Extracted data entries
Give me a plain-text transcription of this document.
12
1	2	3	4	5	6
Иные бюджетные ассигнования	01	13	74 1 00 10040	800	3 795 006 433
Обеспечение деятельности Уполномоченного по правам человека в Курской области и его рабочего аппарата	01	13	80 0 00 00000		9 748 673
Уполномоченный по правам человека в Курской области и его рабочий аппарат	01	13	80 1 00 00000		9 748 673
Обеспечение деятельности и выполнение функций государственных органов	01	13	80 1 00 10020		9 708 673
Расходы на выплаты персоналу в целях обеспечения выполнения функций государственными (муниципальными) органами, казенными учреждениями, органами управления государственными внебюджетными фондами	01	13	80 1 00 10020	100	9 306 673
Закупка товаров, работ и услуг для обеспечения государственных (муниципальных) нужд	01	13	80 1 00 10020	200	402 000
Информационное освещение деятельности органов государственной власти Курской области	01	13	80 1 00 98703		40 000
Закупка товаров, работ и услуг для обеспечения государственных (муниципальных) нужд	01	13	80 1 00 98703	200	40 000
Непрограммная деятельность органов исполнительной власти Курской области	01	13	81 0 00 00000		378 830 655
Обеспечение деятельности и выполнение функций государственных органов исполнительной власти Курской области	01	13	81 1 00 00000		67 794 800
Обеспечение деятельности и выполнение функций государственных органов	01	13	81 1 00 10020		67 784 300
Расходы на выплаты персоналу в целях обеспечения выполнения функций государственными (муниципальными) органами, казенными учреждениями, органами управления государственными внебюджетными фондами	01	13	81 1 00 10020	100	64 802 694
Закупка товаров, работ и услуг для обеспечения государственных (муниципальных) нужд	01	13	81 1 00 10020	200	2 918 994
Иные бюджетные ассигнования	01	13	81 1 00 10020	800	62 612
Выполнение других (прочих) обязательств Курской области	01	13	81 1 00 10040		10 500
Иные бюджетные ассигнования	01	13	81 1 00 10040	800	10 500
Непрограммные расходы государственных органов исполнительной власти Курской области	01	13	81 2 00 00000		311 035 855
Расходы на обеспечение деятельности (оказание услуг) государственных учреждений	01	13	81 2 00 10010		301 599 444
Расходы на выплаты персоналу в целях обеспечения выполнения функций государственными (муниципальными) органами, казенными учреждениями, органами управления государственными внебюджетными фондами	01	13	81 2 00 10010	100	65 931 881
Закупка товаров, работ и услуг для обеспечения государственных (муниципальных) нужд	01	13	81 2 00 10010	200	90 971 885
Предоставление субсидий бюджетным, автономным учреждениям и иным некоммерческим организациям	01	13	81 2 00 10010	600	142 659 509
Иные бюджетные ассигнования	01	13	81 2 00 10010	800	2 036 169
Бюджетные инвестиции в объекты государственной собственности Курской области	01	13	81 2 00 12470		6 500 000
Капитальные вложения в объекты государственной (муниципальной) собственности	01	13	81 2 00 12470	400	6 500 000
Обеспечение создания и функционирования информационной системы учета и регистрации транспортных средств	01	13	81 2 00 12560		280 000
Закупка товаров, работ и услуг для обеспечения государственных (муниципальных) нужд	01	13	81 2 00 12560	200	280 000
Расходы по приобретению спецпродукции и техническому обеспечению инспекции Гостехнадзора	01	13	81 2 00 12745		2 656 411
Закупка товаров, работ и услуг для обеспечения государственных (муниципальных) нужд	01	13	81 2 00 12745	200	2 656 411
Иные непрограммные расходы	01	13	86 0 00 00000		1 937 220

The problem:
Extract the listing in its entirety, matching it exactly.

Answer to this problem:
Give me a plain-text transcription of this document.
12
1	2	3	4	5	6
Иные бюджетные ассигнования	01	13	74 1 00 10040	800	3 795 006 433
Обеспечение деятельности Уполномоченного по правам человека в Курской области и его рабочего аппарата	01	13	80 0 00 00000		9 748 673
Уполномоченный по правам человека в Курской области и его рабочий аппарат	01	13	80 1 00 00000		9 748 673
Обеспечение деятельности и выполнение функций государственных органов	01	13	80 1 00 10020		9 708 673
Расходы на выплаты персоналу в целях обеспечения выполнения функций государственными (муниципальными) органами, казенными учреждениями, органами управления государственными внебюджетными фондами	01	13	80 1 00 10020	100	9 306 673
Закупка товаров, работ и услуг для обеспечения государственных (муниципальных) нужд	01	13	80 1 00 10020	200	402 000
Информационное освещение деятельности органов государственной власти Курской области	01	13	80 1 00 98703		40 000
Закупка товаров, работ и услуг для обеспечения государственных (муниципальных) нужд	01	13	80 1 00 98703	200	40 000
Непрограммная деятельность органов исполнительной власти Курской области	01	13	81 0 00 00000		378 830 655
Обеспечение деятельности и выполнение функций государственных органов исполнительной власти Курской области	01	13	81 1 00 00000		67 794 800
Обеспечение деятельности и выполнение функций государственных органов	01	13	81 1 00 10020		67 784 300
Расходы на выплаты персоналу в целях обеспечения выполнения функций государственными (муниципальными) органами, казенными учреждениями, органами управления государственными внебюджетными фондами	01	13	81 1 00 10020	100	64 802 694
Закупка товаров, работ и услуг для обеспечения государственных (муниципальных) нужд	01	13	81 1 00 10020	200	2 918 994
Иные бюджетные ассигнования	01	13	81 1 00 10020	800	62 612
Выполнение других (прочих) обязательств Курской области	01	13	81 1 00 10040		10 500
Иные бюджетные ассигнования	01	13	81 1 00 10040	800	10 500
Непрограммные расходы государственных органов исполнительной власти Курской области	01	13	81 2 00 00000		311 035 855
Расходы на обеспечение деятельности (оказание услуг) государственных учреждений	01	13	81 2 00 10010		301 599 444
Расходы на выплаты персоналу в целях обеспечения выполнения функций государственными (муниципальными) органами, казенными учреждениями, органами управления государственными внебюджетными фондами	01	13	81 2 00 10010	100	65 931 881
Закупка товаров, работ и услуг для обеспечения государственных (муниципальных) нужд	01	13	81 2 00 10010	200	90 971 885
Предоставление субсидий бюджетным, автономным учреждениям и иным некоммерческим организациям	01	13	81 2 00 10010	600	142 659 509
Иные бюджетные ассигнования	01	13	81 2 00 10010	800	2 036 169
Бюджетные инвестиции в объекты государственной собственности Курской области	01	13	81 2 00 12470		6 500 000
Капитальные вложения в объекты государственной (муниципальной) собственности	01	13	81 2 00 12470	400	6 500 000
Обеспечение создания и функционирования информационной системы учета и регистрации транспортных средств	01	13	81 2 00 12560		280 000
Закупка товаров, работ и услуг для обеспечения государственных (муниципальных) нужд	01	13	81 2 00 12560	200	280 000
Расходы по приобретению спецпродукции и техническому обеспечению инспекции Гостехнадзора	01	13	81 2 00 12745		2 656 411
Закупка товаров, работ и услуг для обеспечения государственных (муниципальных) нужд	01	13	81 2 00 12745	200	2 656 411
Иные непрограммные расходы	01	13	86 0 00 00000		1 937 220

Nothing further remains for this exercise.